* Begin ENTRIES PROVIDED *

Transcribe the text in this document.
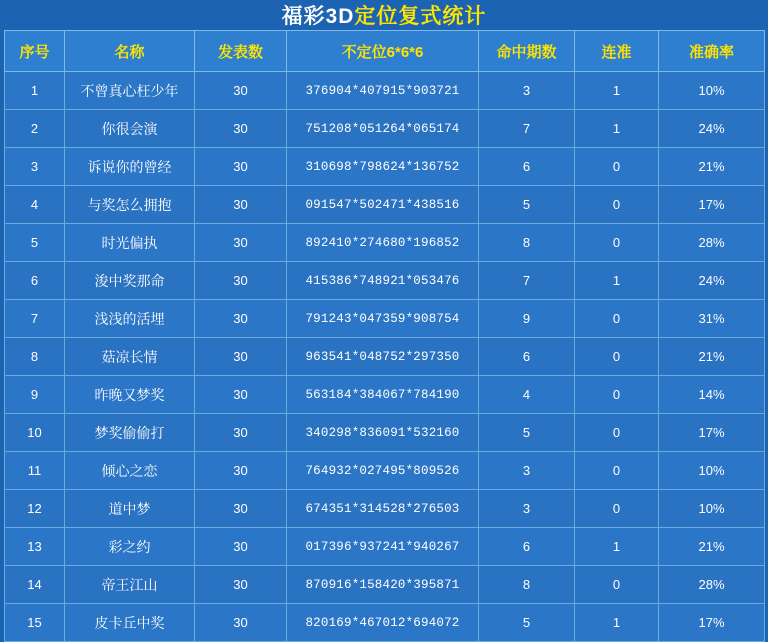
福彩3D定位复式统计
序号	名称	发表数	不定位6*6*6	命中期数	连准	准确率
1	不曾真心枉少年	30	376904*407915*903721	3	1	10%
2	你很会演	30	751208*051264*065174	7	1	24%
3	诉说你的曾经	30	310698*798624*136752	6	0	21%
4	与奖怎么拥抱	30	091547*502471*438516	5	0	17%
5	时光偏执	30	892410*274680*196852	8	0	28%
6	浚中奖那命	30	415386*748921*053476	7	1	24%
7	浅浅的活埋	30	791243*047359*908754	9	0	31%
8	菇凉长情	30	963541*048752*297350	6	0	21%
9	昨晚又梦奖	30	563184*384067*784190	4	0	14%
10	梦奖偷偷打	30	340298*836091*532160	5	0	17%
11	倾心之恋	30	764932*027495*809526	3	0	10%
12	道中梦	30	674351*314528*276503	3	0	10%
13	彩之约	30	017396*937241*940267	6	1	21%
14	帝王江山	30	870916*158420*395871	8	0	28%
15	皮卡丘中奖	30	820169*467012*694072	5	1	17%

* End ENTRIES PROVIDED *

EXERCISE TASK =
Without the pictures, transcribe the listing above exactly.

ANSWER TO THIS TASK =
Transcribe the text in this document.
福彩3D定位复式统计
序号	名称	发表数	不定位6*6*6	命中期数	连准	准确率
1	不曾真心枉少年	30	376904*407915*903721	3	1	10%
2	你很会演	30	751208*051264*065174	7	1	24%
3	诉说你的曾经	30	310698*798624*136752	6	0	21%
4	与奖怎么拥抱	30	091547*502471*438516	5	0	17%
5	时光偏执	30	892410*274680*196852	8	0	28%
6	浚中奖那命	30	415386*748921*053476	7	1	24%
7	浅浅的活埋	30	791243*047359*908754	9	0	31%
8	菇凉长情	30	963541*048752*297350	6	0	21%
9	昨晚又梦奖	30	563184*384067*784190	4	0	14%
10	梦奖偷偷打	30	340298*836091*532160	5	0	17%
11	倾心之恋	30	764932*027495*809526	3	0	10%
12	道中梦	30	674351*314528*276503	3	0	10%
13	彩之约	30	017396*937241*940267	6	1	21%
14	帝王江山	30	870916*158420*395871	8	0	28%
15	皮卡丘中奖	30	820169*467012*694072	5	1	17%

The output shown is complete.